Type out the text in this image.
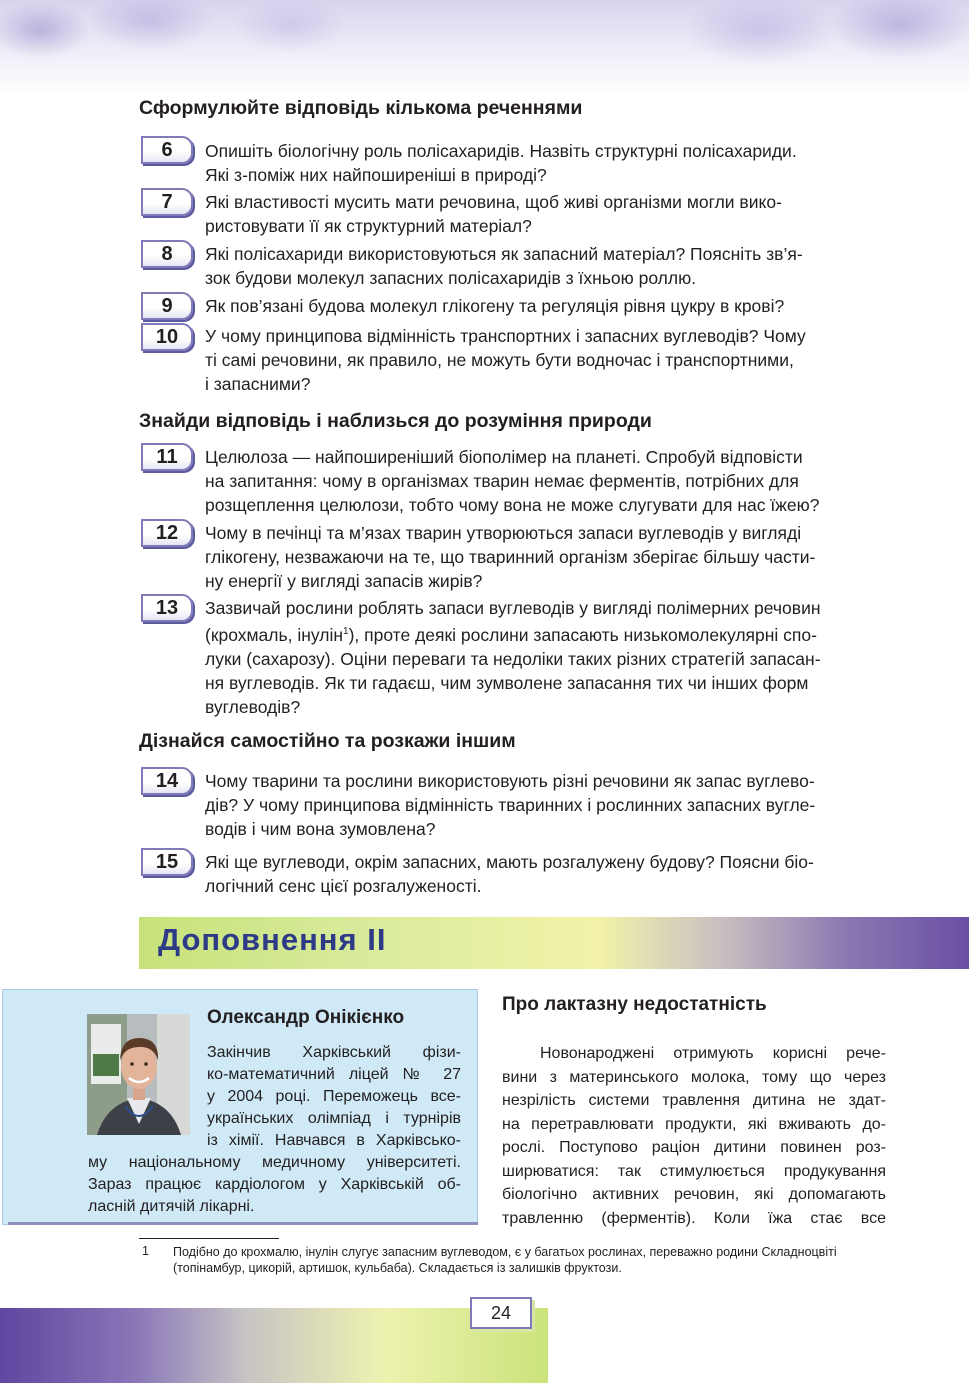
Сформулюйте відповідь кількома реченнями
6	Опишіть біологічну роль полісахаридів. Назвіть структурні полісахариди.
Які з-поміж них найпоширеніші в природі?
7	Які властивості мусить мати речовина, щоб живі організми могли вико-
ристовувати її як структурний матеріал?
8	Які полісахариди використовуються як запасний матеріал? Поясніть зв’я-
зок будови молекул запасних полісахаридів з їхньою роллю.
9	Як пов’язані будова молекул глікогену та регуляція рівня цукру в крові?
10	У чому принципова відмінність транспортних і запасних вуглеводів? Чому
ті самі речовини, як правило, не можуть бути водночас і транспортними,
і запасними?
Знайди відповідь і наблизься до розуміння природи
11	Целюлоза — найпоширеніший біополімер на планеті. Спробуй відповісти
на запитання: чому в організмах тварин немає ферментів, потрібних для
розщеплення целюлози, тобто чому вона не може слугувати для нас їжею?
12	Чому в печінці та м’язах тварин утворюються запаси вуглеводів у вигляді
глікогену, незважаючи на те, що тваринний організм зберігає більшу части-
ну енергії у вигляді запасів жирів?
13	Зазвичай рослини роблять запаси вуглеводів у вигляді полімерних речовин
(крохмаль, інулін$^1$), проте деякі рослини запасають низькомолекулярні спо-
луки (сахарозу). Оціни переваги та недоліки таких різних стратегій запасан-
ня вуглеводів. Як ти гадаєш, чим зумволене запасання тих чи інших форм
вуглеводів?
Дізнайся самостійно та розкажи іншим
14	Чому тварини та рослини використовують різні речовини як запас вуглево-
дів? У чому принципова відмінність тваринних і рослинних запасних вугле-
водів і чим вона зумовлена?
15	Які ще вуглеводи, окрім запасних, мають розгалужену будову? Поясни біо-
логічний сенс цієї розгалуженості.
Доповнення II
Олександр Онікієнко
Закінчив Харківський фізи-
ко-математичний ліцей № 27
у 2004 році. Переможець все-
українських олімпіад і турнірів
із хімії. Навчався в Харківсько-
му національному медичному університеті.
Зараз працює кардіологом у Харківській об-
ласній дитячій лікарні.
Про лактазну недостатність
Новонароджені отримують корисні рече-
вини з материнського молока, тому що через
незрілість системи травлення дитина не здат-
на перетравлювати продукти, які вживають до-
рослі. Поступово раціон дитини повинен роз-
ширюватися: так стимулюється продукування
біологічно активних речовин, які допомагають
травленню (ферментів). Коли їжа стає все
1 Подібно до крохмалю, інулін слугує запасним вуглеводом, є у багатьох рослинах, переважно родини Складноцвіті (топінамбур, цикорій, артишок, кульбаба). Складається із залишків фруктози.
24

◇ ◇ ◇ ◇

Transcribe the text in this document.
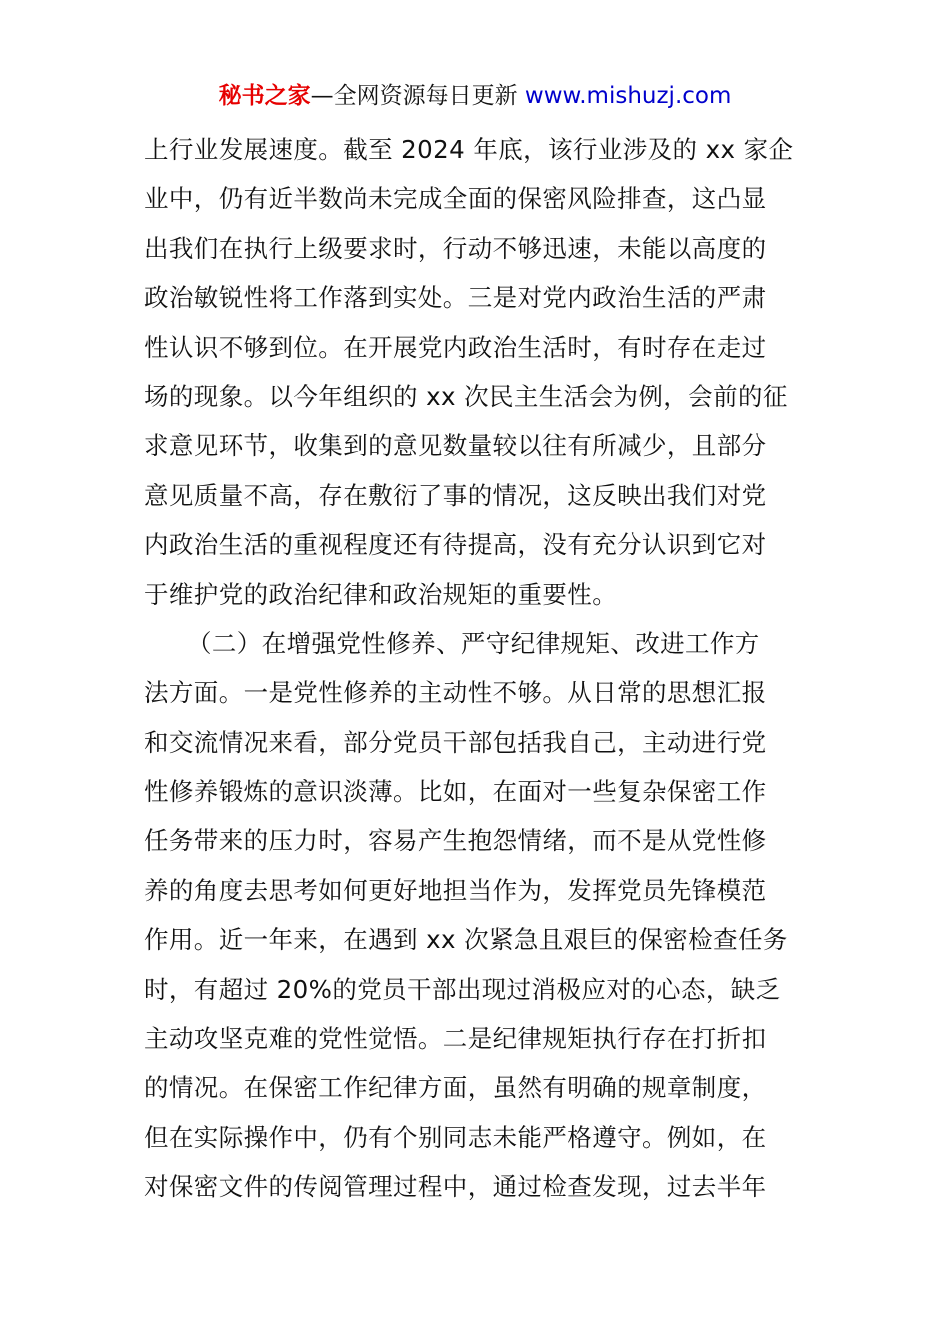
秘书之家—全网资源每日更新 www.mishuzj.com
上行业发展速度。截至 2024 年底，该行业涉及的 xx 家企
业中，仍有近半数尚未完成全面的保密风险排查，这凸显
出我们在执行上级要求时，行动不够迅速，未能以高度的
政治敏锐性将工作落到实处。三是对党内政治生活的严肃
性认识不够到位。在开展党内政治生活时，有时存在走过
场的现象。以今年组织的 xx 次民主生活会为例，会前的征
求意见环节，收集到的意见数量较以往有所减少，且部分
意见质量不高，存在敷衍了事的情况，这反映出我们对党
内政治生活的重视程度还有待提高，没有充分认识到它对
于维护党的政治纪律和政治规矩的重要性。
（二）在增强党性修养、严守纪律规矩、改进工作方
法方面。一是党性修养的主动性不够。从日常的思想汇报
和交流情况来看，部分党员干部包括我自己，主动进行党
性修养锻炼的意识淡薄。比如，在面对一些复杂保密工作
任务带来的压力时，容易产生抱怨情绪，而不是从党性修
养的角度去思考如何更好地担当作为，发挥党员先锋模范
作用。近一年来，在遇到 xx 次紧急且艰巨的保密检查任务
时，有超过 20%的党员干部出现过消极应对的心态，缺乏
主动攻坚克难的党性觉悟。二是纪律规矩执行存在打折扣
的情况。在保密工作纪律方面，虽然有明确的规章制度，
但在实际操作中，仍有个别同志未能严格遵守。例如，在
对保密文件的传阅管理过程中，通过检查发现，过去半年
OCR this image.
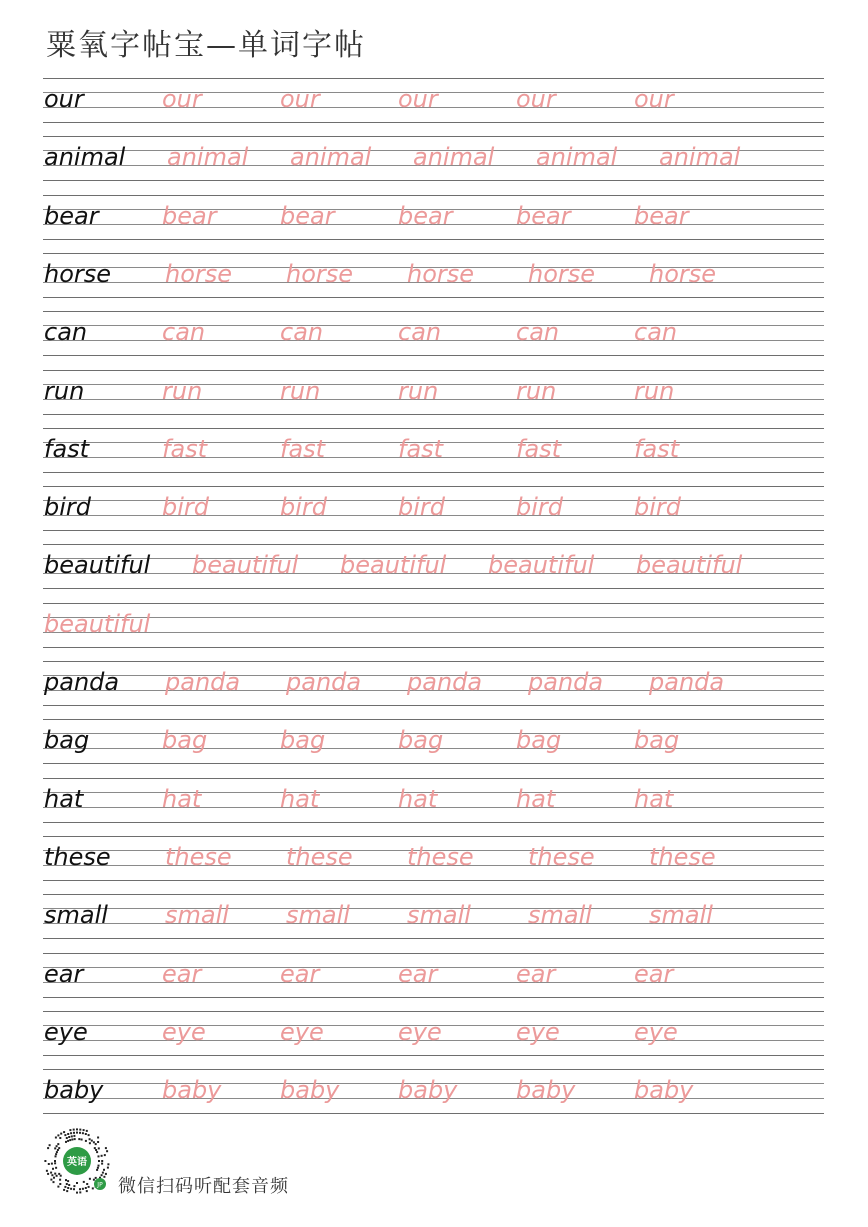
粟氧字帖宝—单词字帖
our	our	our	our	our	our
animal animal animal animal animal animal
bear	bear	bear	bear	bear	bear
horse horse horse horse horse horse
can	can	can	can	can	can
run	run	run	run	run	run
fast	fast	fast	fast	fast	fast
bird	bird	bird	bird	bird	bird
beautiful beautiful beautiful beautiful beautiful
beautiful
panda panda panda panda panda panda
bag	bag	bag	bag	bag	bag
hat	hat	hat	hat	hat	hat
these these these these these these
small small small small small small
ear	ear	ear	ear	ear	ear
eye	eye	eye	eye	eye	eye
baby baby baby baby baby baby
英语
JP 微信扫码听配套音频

◇ ◇ ◇ ◇

◆ **GOAL**: Find the lines with the string "полісахаридів" and reproduce them.

◆ **PROBLEM SOLUTION**:
6	Опишіть біологічну роль полісахаридів. Назвіть структурні полісахариди.
зок будови молекул запасних полісахаридів з їхньою роллю.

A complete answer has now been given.